Problem description. Locate each line with the string "JSON" in the listing below and copy it.

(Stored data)
<<<<
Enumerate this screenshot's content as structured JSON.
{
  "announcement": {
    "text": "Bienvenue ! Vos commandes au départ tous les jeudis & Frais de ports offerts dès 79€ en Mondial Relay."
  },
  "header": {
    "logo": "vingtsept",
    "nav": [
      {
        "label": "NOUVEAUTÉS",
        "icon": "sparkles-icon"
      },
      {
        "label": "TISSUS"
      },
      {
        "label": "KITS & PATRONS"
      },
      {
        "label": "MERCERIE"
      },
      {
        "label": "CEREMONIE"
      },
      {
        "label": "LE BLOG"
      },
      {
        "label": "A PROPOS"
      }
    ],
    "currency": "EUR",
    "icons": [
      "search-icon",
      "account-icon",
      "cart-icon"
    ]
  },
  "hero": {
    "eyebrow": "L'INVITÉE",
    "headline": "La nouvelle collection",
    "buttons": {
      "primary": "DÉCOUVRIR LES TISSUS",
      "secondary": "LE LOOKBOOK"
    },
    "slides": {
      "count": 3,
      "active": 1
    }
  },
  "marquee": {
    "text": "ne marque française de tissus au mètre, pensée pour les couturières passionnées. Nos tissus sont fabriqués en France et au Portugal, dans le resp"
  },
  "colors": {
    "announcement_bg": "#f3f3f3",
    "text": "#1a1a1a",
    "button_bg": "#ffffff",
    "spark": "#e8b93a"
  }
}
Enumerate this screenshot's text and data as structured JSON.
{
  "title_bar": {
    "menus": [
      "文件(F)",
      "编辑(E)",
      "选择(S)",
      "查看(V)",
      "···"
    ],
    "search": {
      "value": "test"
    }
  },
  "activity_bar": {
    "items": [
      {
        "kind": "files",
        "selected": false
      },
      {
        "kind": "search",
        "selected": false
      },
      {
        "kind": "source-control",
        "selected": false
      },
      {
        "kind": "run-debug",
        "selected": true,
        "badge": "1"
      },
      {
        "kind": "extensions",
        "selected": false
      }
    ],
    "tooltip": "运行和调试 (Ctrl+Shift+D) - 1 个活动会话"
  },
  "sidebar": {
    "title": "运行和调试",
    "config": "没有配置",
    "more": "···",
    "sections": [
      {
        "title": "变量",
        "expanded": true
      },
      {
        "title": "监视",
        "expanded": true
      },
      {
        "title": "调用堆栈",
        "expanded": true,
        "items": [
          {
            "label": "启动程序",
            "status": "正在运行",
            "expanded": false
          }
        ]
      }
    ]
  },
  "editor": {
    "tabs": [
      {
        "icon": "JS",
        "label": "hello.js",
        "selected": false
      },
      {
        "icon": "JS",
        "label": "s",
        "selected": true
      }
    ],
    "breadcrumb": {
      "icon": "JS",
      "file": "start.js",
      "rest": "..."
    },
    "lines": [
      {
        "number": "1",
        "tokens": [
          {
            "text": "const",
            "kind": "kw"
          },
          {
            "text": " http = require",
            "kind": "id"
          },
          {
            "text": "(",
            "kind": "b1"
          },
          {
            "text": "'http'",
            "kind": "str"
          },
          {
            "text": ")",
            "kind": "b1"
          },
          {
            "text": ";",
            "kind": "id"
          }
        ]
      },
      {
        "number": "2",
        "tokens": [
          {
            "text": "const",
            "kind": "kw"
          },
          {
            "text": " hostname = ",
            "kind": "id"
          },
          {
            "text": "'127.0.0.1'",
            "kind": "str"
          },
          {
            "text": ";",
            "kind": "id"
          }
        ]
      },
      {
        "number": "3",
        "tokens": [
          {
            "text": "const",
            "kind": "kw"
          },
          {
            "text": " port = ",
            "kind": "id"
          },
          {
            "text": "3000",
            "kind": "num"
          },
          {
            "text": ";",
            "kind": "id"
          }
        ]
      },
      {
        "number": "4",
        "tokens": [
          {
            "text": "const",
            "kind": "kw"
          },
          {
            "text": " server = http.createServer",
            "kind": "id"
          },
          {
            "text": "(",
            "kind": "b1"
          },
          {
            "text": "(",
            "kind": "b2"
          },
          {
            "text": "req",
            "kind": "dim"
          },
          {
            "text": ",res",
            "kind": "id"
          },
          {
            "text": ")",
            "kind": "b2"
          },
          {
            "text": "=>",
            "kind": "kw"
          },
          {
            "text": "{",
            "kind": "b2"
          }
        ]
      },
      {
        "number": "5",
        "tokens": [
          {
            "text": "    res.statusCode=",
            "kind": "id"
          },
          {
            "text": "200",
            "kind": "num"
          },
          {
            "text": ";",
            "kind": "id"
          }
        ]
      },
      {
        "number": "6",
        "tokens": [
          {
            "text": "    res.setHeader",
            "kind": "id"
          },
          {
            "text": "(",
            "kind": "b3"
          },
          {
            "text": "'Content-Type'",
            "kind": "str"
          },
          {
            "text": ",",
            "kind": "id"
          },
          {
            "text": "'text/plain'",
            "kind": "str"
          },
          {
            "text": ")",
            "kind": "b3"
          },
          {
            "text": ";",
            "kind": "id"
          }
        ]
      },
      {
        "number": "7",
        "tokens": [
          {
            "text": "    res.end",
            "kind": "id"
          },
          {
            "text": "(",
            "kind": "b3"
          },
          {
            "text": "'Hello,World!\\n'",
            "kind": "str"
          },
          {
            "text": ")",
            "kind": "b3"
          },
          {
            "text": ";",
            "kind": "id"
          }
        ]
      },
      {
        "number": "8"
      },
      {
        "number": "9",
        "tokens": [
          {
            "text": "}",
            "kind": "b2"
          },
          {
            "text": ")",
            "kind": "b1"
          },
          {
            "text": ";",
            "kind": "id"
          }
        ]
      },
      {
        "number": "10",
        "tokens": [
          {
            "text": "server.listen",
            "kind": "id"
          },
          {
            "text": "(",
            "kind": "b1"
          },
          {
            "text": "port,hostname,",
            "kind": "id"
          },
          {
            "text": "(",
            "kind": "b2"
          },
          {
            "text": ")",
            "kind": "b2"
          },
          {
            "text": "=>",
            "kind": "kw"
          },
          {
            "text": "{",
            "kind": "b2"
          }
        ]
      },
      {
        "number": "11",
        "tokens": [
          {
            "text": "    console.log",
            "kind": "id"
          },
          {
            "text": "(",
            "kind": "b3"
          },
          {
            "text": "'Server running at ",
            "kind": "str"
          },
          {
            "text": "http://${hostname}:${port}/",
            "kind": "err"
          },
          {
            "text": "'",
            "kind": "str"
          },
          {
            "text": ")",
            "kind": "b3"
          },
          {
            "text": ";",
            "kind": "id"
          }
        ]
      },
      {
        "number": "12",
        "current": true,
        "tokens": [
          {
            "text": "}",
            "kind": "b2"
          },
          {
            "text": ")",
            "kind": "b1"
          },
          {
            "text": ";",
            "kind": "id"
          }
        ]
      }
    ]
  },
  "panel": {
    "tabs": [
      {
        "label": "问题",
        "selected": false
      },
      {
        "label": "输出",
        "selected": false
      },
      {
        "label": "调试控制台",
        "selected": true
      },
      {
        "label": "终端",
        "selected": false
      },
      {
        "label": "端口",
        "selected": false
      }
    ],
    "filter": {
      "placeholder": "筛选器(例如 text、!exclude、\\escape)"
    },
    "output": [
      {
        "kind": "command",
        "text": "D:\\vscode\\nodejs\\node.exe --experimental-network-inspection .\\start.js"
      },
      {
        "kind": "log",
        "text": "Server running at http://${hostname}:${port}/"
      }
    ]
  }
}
>>>>
Task solution.
Enumerate this screenshot's content as structured JSON.
Enumerate this screenshot's text and data as structured JSON.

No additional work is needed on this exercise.